▸ **SHORT PROBLEM**
Work out how many lines hold the string "views". The answer is a single number, nothing more.

▸ **Collected data**
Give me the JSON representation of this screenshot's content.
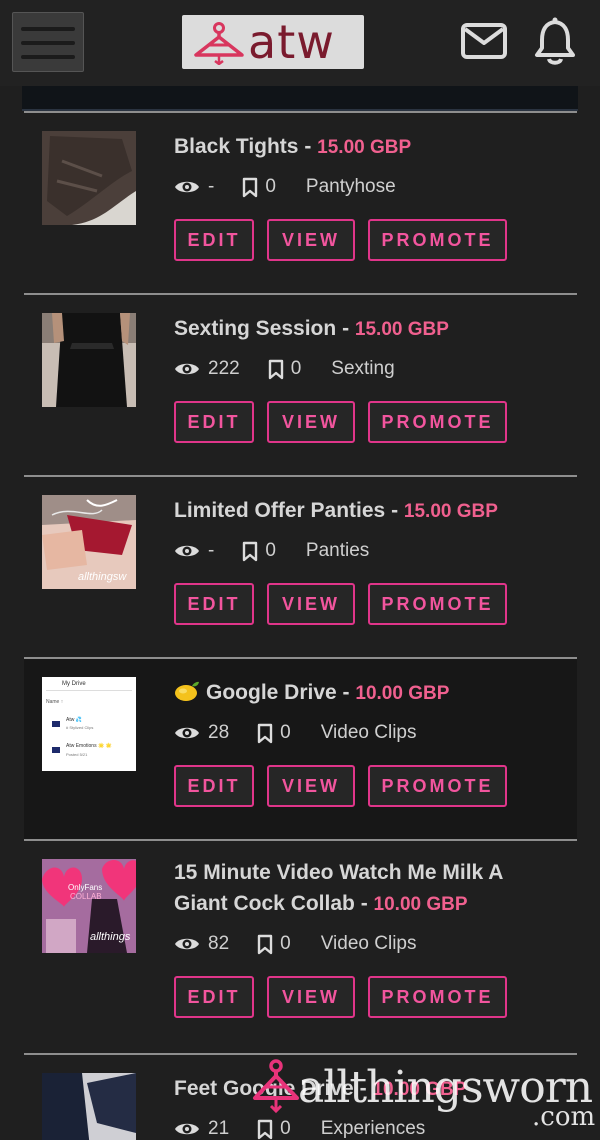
{
  "header": {
    "logo_text": "atw",
    "menu_icon": "hamburger-icon",
    "mail_icon": "mail-icon",
    "bell_icon": "bell-icon"
  },
  "listings": [
    {
      "title": "Black Tights",
      "separator": "-",
      "price": "15.00 GBP",
      "views": "-",
      "saves": "0",
      "category": "Pantyhose",
      "edit": "EDIT",
      "view": "VIEW",
      "promote": "PROMOTE"
    },
    {
      "title": "Sexting Session",
      "separator": "-",
      "price": "15.00 GBP",
      "views": "222",
      "saves": "0",
      "category": "Sexting",
      "edit": "EDIT",
      "view": "VIEW",
      "promote": "PROMOTE"
    },
    {
      "title": "Limited Offer Panties",
      "separator": "-",
      "price": "15.00 GBP",
      "views": "-",
      "saves": "0",
      "category": "Panties",
      "edit": "EDIT",
      "view": "VIEW",
      "promote": "PROMOTE",
      "thumb_caption": "allthingsw"
    },
    {
      "title": "Google Drive",
      "title_emoji": "lemon",
      "separator": "-",
      "price": "10.00 GBP",
      "views": "28",
      "saves": "0",
      "category": "Video Clips",
      "edit": "EDIT",
      "view": "VIEW",
      "promote": "PROMOTE",
      "thumb_lines": [
        "My Drive",
        "Name ↑",
        "Atw 💦",
        "# Stylized Clips",
        "Atw Emotions 🌟 🌟",
        "Posted 5/21"
      ]
    },
    {
      "title_line1": "15 Minute Video Watch Me Milk A",
      "title_line2": "Giant Cock Collab",
      "separator": "-",
      "price": "10.00 GBP",
      "views": "82",
      "saves": "0",
      "category": "Video Clips",
      "edit": "EDIT",
      "view": "VIEW",
      "promote": "PROMOTE",
      "thumb_lines": [
        "OnlyFans",
        "COLLAB",
        "allthings"
      ]
    },
    {
      "title": "Feet Google Drive",
      "separator": "-",
      "price": "10.00 GBP",
      "views": "21",
      "saves": "0",
      "category": "Experiences"
    }
  ],
  "watermark": {
    "text": "allthingsworn",
    "suffix": ".com"
  },
  "colors": {
    "accent": "#f0608f",
    "button_border": "#e0358a",
    "background": "#1f1f1f"
  }
}
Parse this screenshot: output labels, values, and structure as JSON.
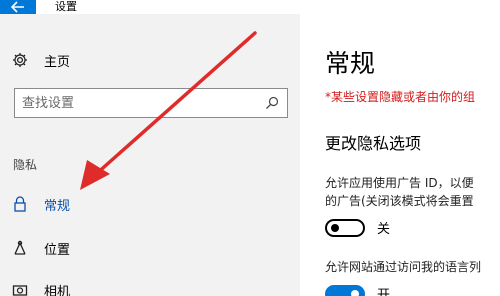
{
  "titlebar": {
    "title": "设置",
    "back_icon": "back-arrow-icon"
  },
  "sidebar": {
    "home_label": "主页",
    "search": {
      "placeholder": "查找设置"
    },
    "group_label": "隐私",
    "items": [
      {
        "label": "常规",
        "icon": "lock-icon",
        "active": true
      },
      {
        "label": "位置",
        "icon": "location-icon",
        "active": false
      },
      {
        "label": "相机",
        "icon": "camera-icon",
        "active": false
      }
    ]
  },
  "main": {
    "title": "常规",
    "warning": "*某些设置隐藏或者由你的组",
    "section_title": "更改隐私选项",
    "setting1": {
      "desc_line1": "允许应用使用广告 ID，以便",
      "desc_line2": "的广告(关闭该模式将会重置",
      "toggle_label": "关",
      "toggle_on": false
    },
    "setting2": {
      "desc": "允许网站通过访问我的语言列",
      "toggle_label": "开",
      "toggle_on": true
    }
  },
  "colors": {
    "accent": "#0078d7",
    "warning": "#d21b1b",
    "annotation_arrow": "#e02b2b"
  }
}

▸ **SOLUTION TO THE EXERCISE**
6